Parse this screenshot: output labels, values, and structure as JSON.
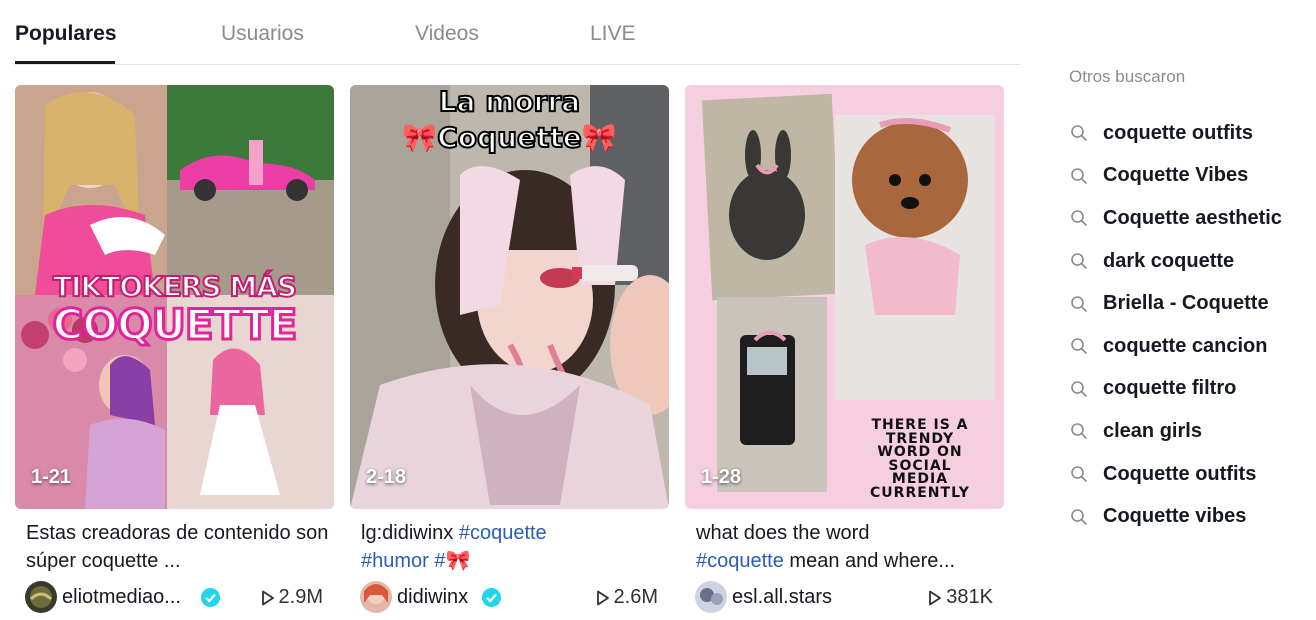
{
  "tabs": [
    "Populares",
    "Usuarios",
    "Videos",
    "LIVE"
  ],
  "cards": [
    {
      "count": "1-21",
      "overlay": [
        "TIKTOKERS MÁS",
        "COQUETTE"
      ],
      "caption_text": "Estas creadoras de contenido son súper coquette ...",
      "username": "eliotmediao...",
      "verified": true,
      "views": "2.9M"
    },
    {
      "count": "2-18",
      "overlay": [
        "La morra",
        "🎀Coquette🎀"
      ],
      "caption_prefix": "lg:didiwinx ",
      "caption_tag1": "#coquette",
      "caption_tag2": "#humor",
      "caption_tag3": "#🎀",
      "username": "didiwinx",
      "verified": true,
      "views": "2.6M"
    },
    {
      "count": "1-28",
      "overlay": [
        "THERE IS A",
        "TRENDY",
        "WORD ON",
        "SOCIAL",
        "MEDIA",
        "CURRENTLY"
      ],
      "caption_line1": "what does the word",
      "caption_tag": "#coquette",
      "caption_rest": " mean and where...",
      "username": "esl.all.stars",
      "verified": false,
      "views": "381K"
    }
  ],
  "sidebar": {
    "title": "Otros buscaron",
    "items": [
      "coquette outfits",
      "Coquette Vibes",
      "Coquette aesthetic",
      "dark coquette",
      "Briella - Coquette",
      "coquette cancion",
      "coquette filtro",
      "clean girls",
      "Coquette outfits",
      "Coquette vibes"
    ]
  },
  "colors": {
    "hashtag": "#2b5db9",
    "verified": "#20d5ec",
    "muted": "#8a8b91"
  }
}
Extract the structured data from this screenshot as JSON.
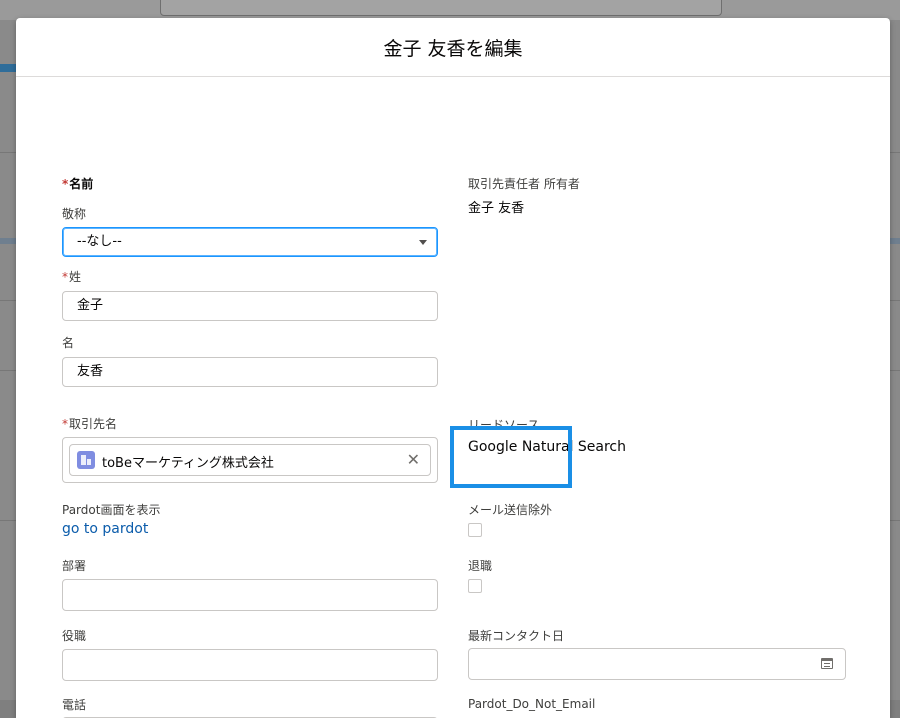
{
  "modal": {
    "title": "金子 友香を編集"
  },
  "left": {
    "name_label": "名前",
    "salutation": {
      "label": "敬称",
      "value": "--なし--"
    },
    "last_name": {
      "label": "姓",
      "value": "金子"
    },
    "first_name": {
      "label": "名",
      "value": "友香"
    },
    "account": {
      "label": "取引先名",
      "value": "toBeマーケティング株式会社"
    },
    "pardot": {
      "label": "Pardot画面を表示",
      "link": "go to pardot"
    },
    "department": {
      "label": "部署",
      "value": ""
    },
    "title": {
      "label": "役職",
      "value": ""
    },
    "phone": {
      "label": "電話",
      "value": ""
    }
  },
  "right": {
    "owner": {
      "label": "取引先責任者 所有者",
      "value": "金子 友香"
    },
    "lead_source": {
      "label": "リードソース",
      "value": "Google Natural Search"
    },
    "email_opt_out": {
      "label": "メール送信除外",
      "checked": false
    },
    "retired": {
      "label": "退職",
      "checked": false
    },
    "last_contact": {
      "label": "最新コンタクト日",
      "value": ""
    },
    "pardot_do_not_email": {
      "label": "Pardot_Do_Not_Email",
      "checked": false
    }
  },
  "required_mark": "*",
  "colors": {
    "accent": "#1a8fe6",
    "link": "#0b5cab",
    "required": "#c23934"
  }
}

______________________________

Exercise: The records above are to be reproduced exactly; the pictures are to be left out.

The response:
Parse this screenshot: output labels, values, and structure as JSON.
{
  "tabs": [
    "Populares",
    "Usuarios",
    "Videos",
    "LIVE"
  ],
  "cards": [
    {
      "count": "1-21",
      "overlay": [
        "TIKTOKERS MÁS",
        "COQUETTE"
      ],
      "caption_text": "Estas creadoras de contenido son súper coquette ...",
      "username": "eliotmediao...",
      "verified": true,
      "views": "2.9M"
    },
    {
      "count": "2-18",
      "overlay": [
        "La morra",
        "🎀Coquette🎀"
      ],
      "caption_prefix": "lg:didiwinx ",
      "caption_tag1": "#coquette",
      "caption_tag2": "#humor",
      "caption_tag3": "#🎀",
      "username": "didiwinx",
      "verified": true,
      "views": "2.6M"
    },
    {
      "count": "1-28",
      "overlay": [
        "THERE IS A",
        "TRENDY",
        "WORD ON",
        "SOCIAL",
        "MEDIA",
        "CURRENTLY"
      ],
      "caption_line1": "what does the word",
      "caption_tag": "#coquette",
      "caption_rest": " mean and where...",
      "username": "esl.all.stars",
      "verified": false,
      "views": "381K"
    }
  ],
  "sidebar": {
    "title": "Otros buscaron",
    "items": [
      "coquette outfits",
      "Coquette Vibes",
      "Coquette aesthetic",
      "dark coquette",
      "Briella - Coquette",
      "coquette cancion",
      "coquette filtro",
      "clean girls",
      "Coquette outfits",
      "Coquette vibes"
    ]
  },
  "colors": {
    "hashtag": "#2b5db9",
    "verified": "#20d5ec",
    "muted": "#8a8b91"
  }
}
Extract the structured data from this screenshot as JSON.
{
  "modal": {
    "title": "金子 友香を編集"
  },
  "left": {
    "name_label": "名前",
    "salutation": {
      "label": "敬称",
      "value": "--なし--"
    },
    "last_name": {
      "label": "姓",
      "value": "金子"
    },
    "first_name": {
      "label": "名",
      "value": "友香"
    },
    "account": {
      "label": "取引先名",
      "value": "toBeマーケティング株式会社"
    },
    "pardot": {
      "label": "Pardot画面を表示",
      "link": "go to pardot"
    },
    "department": {
      "label": "部署",
      "value": ""
    },
    "title": {
      "label": "役職",
      "value": ""
    },
    "phone": {
      "label": "電話",
      "value": ""
    }
  },
  "right": {
    "owner": {
      "label": "取引先責任者 所有者",
      "value": "金子 友香"
    },
    "lead_source": {
      "label": "リードソース",
      "value": "Google Natural Search"
    },
    "email_opt_out": {
      "label": "メール送信除外",
      "checked": false
    },
    "retired": {
      "label": "退職",
      "checked": false
    },
    "last_contact": {
      "label": "最新コンタクト日",
      "value": ""
    },
    "pardot_do_not_email": {
      "label": "Pardot_Do_Not_Email",
      "checked": false
    }
  },
  "required_mark": "*",
  "colors": {
    "accent": "#1a8fe6",
    "link": "#0b5cab",
    "required": "#c23934"
  }
}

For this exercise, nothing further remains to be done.